Data records
-.-.-

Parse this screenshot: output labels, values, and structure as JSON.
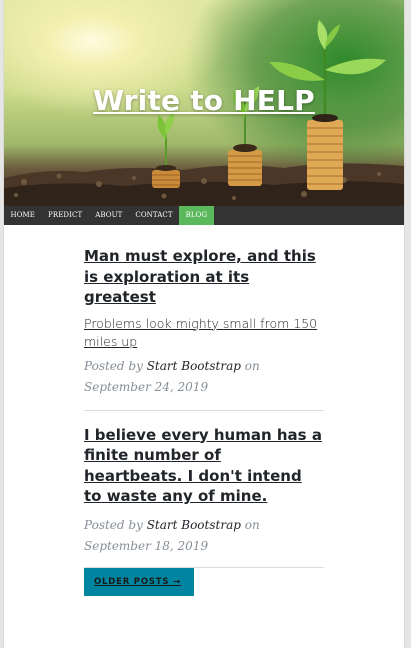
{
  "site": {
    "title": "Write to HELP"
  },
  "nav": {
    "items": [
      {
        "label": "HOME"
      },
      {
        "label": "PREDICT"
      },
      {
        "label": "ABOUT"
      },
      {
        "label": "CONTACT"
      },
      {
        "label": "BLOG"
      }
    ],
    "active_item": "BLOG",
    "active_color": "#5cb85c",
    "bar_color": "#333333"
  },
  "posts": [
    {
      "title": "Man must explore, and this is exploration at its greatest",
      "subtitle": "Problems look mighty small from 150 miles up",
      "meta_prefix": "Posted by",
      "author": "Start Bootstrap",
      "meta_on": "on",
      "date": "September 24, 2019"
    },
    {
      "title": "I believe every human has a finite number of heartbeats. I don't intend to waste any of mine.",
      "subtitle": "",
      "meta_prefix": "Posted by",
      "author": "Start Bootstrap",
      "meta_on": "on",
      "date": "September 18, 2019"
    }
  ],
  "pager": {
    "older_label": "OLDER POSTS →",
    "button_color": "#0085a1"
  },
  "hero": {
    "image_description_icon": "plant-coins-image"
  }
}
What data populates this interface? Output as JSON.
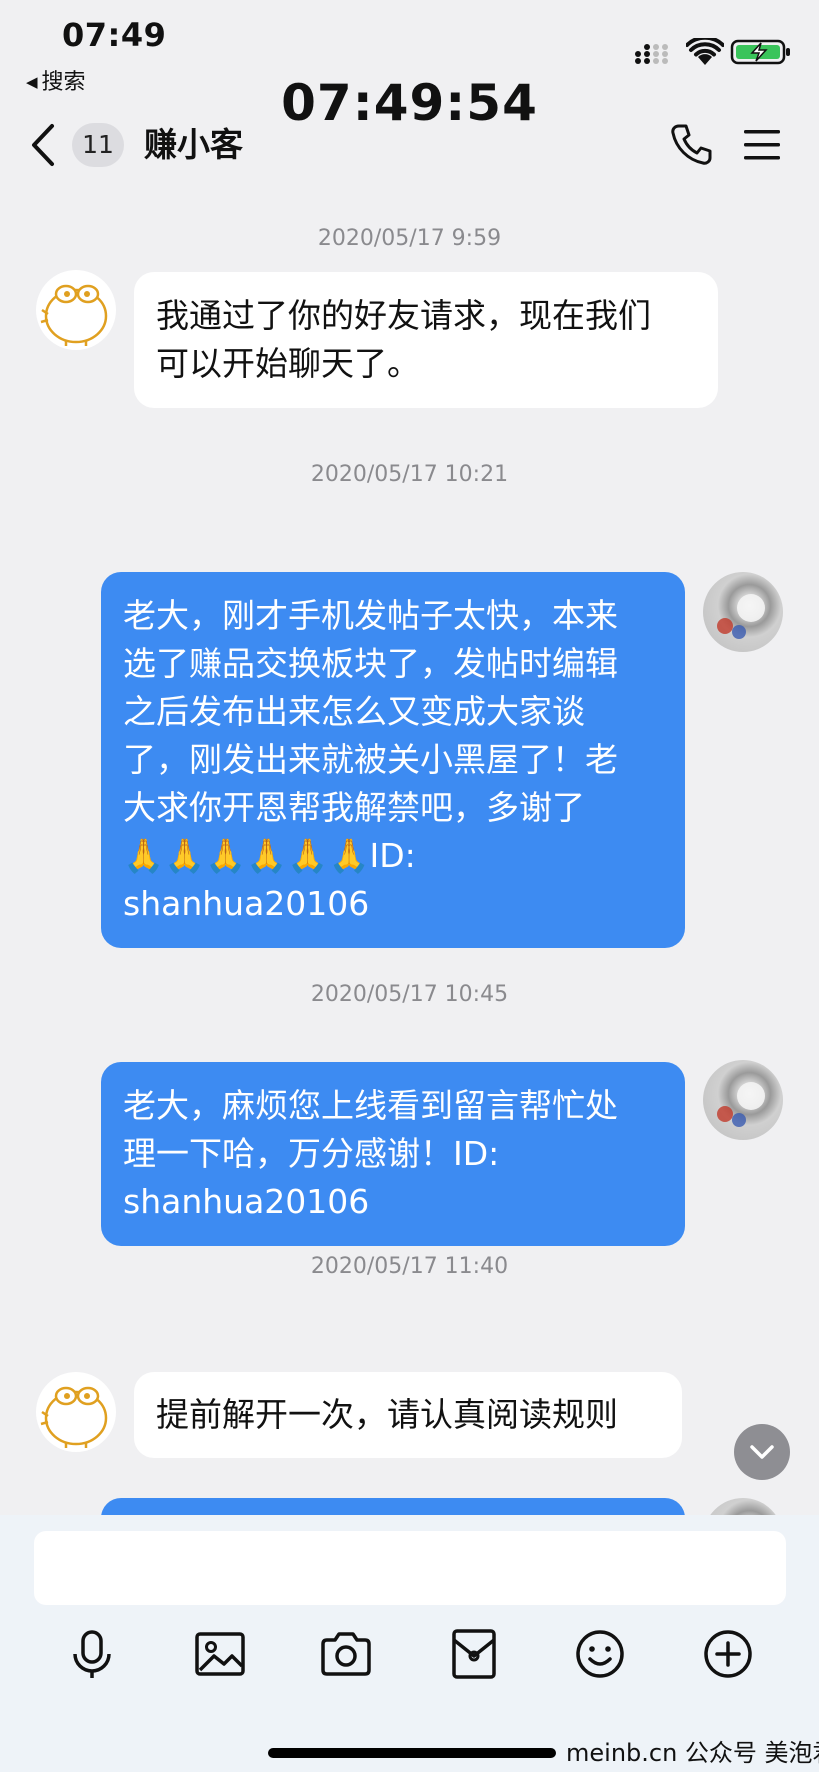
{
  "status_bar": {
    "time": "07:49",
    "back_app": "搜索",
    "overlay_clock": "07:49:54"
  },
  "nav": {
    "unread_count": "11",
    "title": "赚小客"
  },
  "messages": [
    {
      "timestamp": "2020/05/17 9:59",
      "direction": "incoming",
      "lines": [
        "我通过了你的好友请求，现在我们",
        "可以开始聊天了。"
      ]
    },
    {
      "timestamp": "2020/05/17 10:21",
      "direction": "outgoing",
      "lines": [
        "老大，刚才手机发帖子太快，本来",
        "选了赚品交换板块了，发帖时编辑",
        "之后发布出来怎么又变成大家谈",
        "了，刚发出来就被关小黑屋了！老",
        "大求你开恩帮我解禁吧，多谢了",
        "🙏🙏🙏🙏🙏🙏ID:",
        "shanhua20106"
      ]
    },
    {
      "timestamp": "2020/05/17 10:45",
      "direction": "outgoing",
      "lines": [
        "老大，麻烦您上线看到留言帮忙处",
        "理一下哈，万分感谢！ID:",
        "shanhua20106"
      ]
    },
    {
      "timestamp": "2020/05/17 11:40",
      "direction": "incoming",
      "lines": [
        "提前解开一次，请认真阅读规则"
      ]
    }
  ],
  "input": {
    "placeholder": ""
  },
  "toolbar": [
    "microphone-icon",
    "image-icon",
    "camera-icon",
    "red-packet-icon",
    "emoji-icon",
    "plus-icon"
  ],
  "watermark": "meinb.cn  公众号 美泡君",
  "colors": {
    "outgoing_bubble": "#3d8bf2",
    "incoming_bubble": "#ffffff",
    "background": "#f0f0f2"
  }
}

-.-.-

■ Exercise directions
Identify each line containing the string "timestamp" and copy it out.

■ Response to the task
      "timestamp": "2020/05/17 9:59",
      "timestamp": "2020/05/17 10:21",
      "timestamp": "2020/05/17 10:45",
      "timestamp": "2020/05/17 11:40",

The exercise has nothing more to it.